Directive: Quote the records beneath, complete and exact. Leave out images.

┄┄┄┄┄┄

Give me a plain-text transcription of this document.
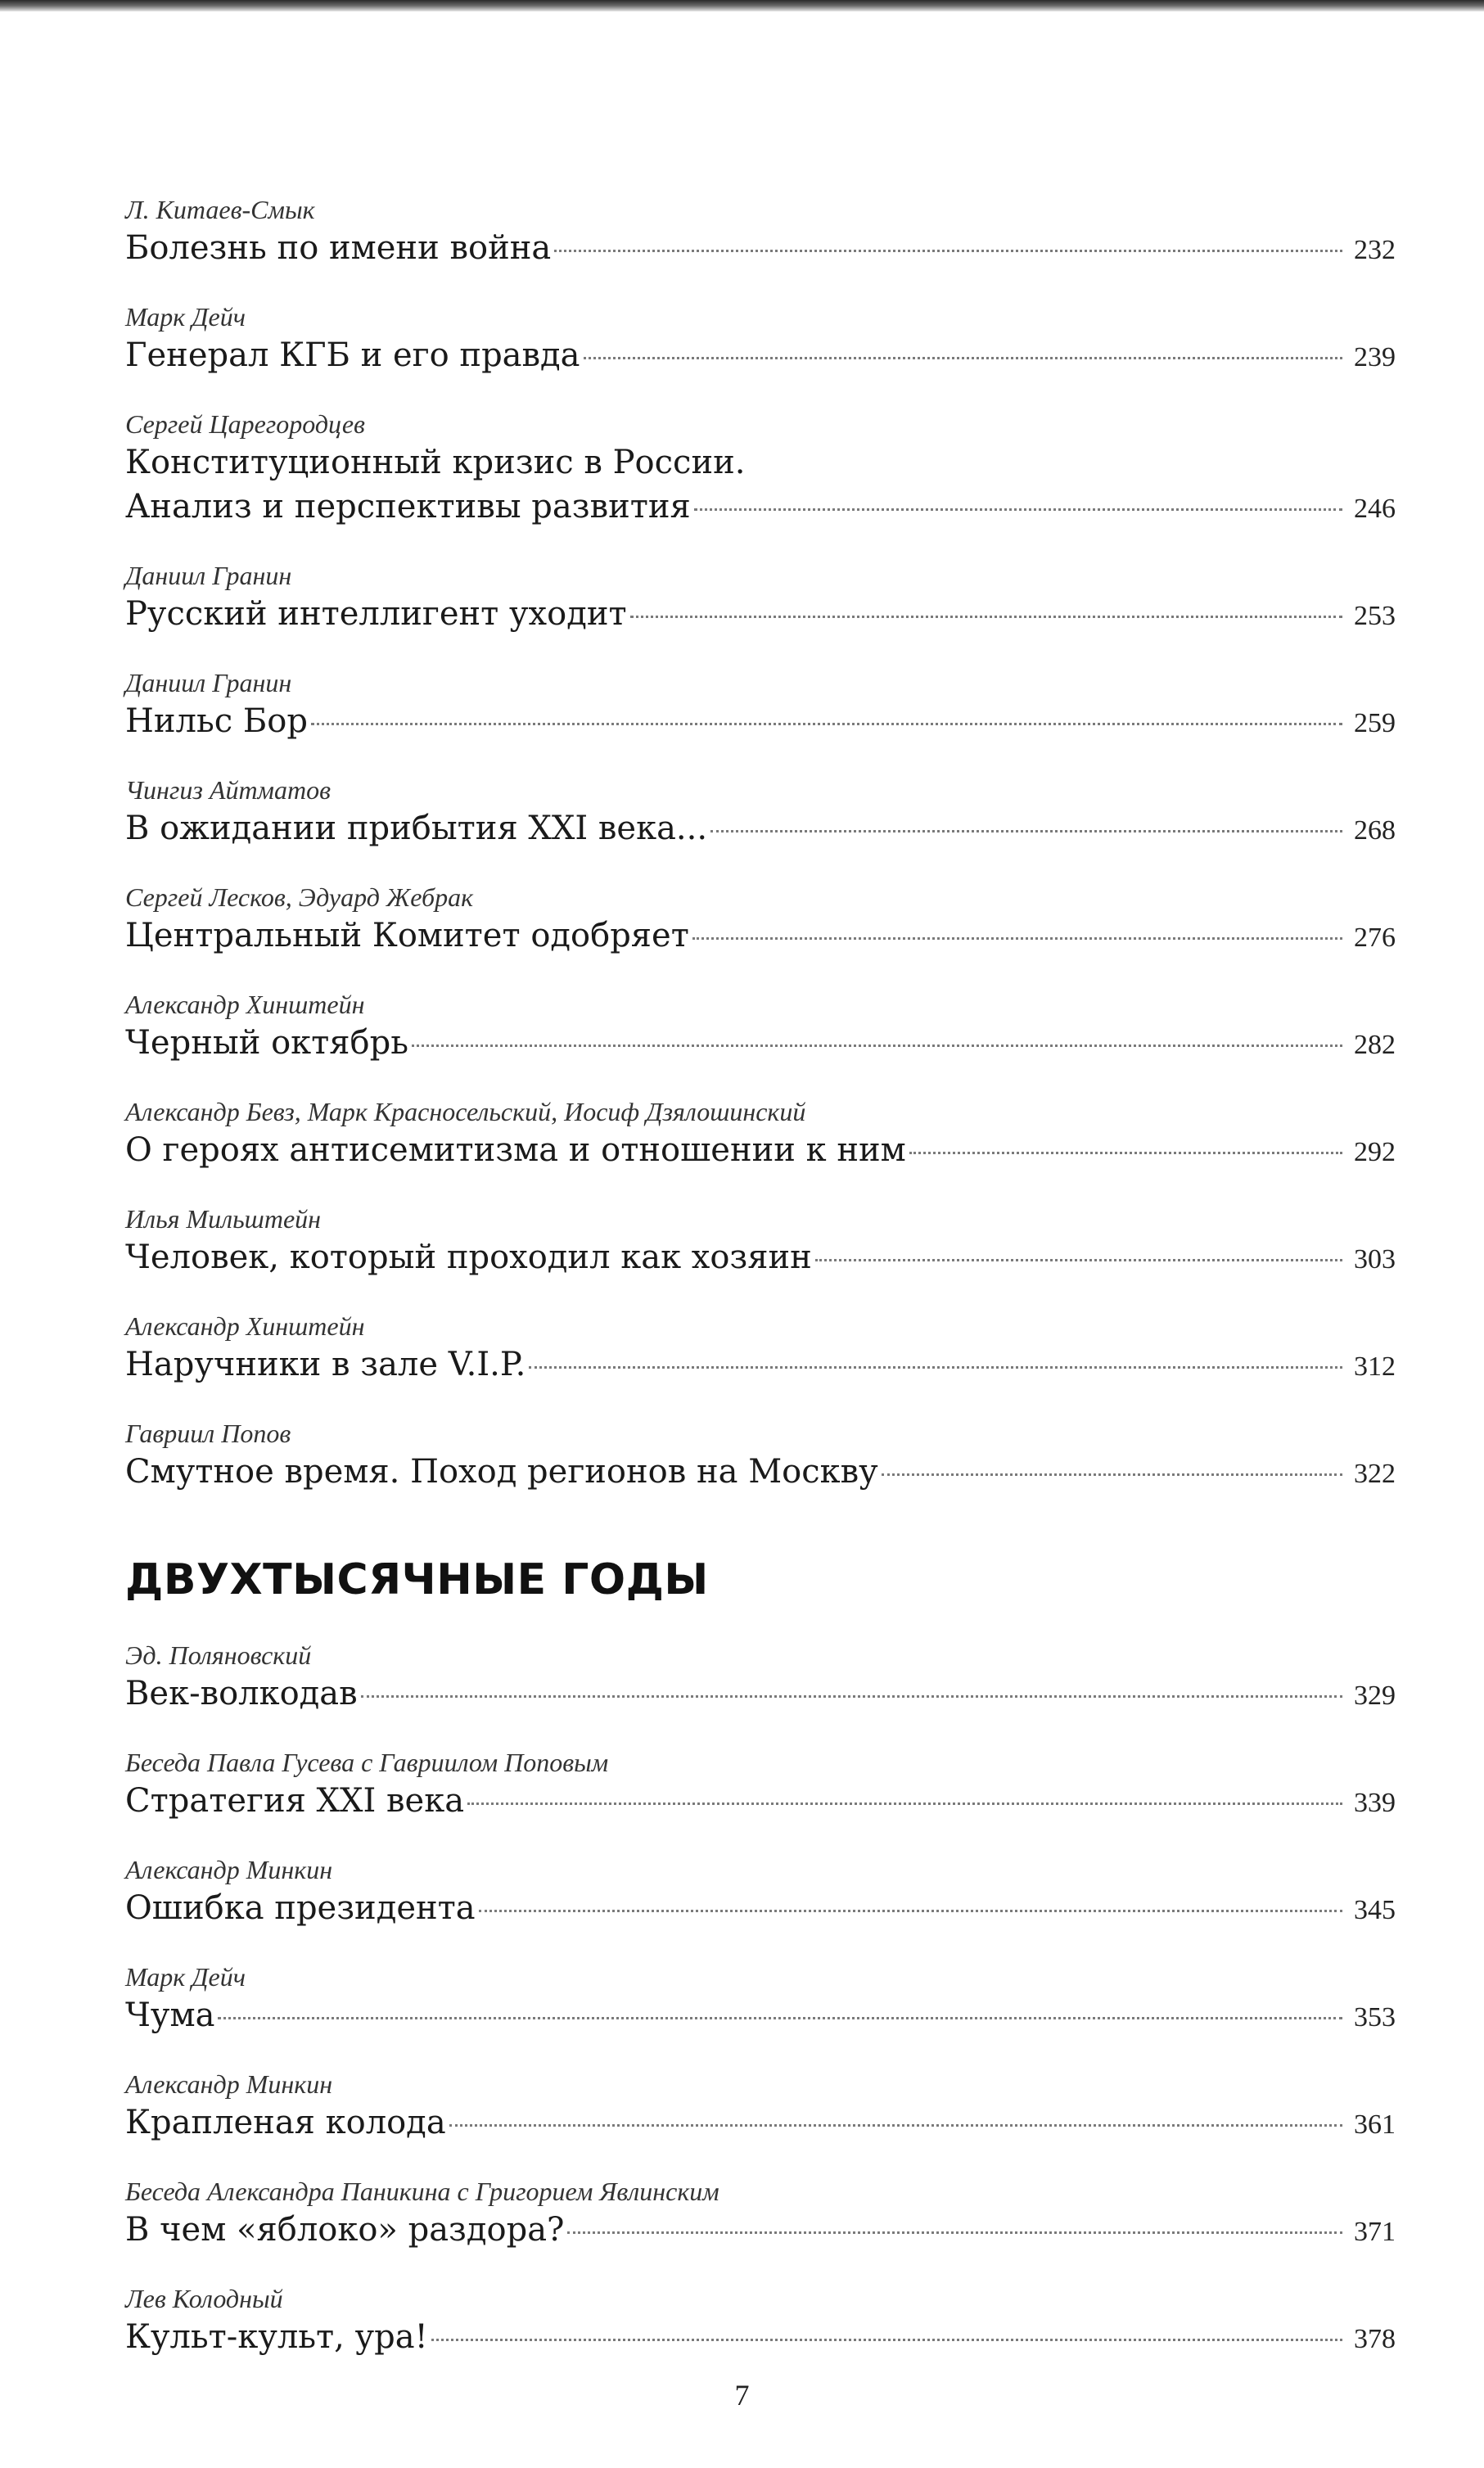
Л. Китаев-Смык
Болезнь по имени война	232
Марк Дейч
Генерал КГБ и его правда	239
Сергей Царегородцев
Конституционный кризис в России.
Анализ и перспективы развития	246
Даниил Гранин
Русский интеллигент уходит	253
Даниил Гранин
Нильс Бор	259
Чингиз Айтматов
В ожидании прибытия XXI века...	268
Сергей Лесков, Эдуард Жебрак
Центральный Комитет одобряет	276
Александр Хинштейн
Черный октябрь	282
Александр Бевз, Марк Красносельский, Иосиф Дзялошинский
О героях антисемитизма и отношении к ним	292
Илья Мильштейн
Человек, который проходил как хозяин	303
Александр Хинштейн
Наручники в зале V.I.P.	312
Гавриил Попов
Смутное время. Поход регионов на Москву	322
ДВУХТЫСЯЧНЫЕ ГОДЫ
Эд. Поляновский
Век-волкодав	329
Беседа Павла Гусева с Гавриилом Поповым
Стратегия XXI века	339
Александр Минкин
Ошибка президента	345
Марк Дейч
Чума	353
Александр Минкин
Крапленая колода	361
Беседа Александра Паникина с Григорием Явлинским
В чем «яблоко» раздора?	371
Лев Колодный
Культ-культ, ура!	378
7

┄┄┄┄┄┄

Answer below:
Give me a plain-text transcription of this document.
Л. Китаев-Смык
Болезнь по имени война	232
Марк Дейч
Генерал КГБ и его правда	239
Сергей Царегородцев
Конституционный кризис в России.
Анализ и перспективы развития	246
Даниил Гранин
Русский интеллигент уходит	253
Даниил Гранин
Нильс Бор	259
Чингиз Айтматов
В ожидании прибытия XXI века...	268
Сергей Лесков, Эдуард Жебрак
Центральный Комитет одобряет	276
Александр Хинштейн
Черный октябрь	282
Александр Бевз, Марк Красносельский, Иосиф Дзялошинский
О героях антисемитизма и отношении к ним	292
Илья Мильштейн
Человек, который проходил как хозяин	303
Александр Хинштейн
Наручники в зале V.I.P.	312
Гавриил Попов
Смутное время. Поход регионов на Москву	322
ДВУХТЫСЯЧНЫЕ ГОДЫ
Эд. Поляновский
Век-волкодав	329
Беседа Павла Гусева с Гавриилом Поповым
Стратегия XXI века	339
Александр Минкин
Ошибка президента	345
Марк Дейч
Чума	353
Александр Минкин
Крапленая колода	361
Беседа Александра Паникина с Григорием Явлинским
В чем «яблоко» раздора?	371
Лев Колодный
Культ-культ, ура!	378
7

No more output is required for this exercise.